### Task brief
Copy out the entries below precisely; nothing is to be omitted.

### Raw data

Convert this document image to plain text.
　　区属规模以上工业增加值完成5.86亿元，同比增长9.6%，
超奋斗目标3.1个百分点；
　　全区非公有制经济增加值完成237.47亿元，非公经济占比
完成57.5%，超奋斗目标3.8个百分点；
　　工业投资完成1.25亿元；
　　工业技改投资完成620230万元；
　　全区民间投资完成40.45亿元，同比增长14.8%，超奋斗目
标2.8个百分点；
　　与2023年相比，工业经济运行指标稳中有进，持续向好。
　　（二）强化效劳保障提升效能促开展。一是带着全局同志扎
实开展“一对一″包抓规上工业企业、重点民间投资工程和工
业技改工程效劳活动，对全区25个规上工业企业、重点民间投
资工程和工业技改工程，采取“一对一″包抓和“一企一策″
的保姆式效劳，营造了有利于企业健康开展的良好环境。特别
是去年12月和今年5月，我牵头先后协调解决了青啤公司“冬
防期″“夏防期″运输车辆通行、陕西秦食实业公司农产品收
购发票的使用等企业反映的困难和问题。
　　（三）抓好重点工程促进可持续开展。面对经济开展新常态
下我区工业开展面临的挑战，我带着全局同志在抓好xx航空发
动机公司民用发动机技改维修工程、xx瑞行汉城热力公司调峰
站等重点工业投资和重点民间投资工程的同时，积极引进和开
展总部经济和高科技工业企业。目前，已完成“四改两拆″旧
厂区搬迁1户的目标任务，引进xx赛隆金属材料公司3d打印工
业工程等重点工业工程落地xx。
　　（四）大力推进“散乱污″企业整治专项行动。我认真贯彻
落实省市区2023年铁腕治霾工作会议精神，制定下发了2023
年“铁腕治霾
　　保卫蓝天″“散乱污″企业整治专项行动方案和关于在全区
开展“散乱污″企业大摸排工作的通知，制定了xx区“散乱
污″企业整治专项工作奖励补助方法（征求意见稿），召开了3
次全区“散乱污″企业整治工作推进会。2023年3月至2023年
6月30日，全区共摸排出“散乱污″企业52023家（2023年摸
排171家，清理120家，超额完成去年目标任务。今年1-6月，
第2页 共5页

### The response
Convert this document image to plain text.
　　区属规模以上工业增加值完成5.86亿元，同比增长9.6%，
超奋斗目标3.1个百分点；
　　全区非公有制经济增加值完成237.47亿元，非公经济占比
完成57.5%，超奋斗目标3.8个百分点；
　　工业投资完成1.25亿元；
　　工业技改投资完成620230万元；
　　全区民间投资完成40.45亿元，同比增长14.8%，超奋斗目
标2.8个百分点；
　　与2023年相比，工业经济运行指标稳中有进，持续向好。
　　（二）强化效劳保障提升效能促开展。一是带着全局同志扎
实开展“一对一″包抓规上工业企业、重点民间投资工程和工
业技改工程效劳活动，对全区25个规上工业企业、重点民间投
资工程和工业技改工程，采取“一对一″包抓和“一企一策″
的保姆式效劳，营造了有利于企业健康开展的良好环境。特别
是去年12月和今年5月，我牵头先后协调解决了青啤公司“冬
防期″“夏防期″运输车辆通行、陕西秦食实业公司农产品收
购发票的使用等企业反映的困难和问题。
　　（三）抓好重点工程促进可持续开展。面对经济开展新常态
下我区工业开展面临的挑战，我带着全局同志在抓好xx航空发
动机公司民用发动机技改维修工程、xx瑞行汉城热力公司调峰
站等重点工业投资和重点民间投资工程的同时，积极引进和开
展总部经济和高科技工业企业。目前，已完成“四改两拆″旧
厂区搬迁1户的目标任务，引进xx赛隆金属材料公司3d打印工
业工程等重点工业工程落地xx。
　　（四）大力推进“散乱污″企业整治专项行动。我认真贯彻
落实省市区2023年铁腕治霾工作会议精神，制定下发了2023
年“铁腕治霾
　　保卫蓝天″“散乱污″企业整治专项行动方案和关于在全区
开展“散乱污″企业大摸排工作的通知，制定了xx区“散乱
污″企业整治专项工作奖励补助方法（征求意见稿），召开了3
次全区“散乱污″企业整治工作推进会。2023年3月至2023年
6月30日，全区共摸排出“散乱污″企业52023家（2023年摸
排171家，清理120家，超额完成去年目标任务。今年1-6月，
第2页 共5页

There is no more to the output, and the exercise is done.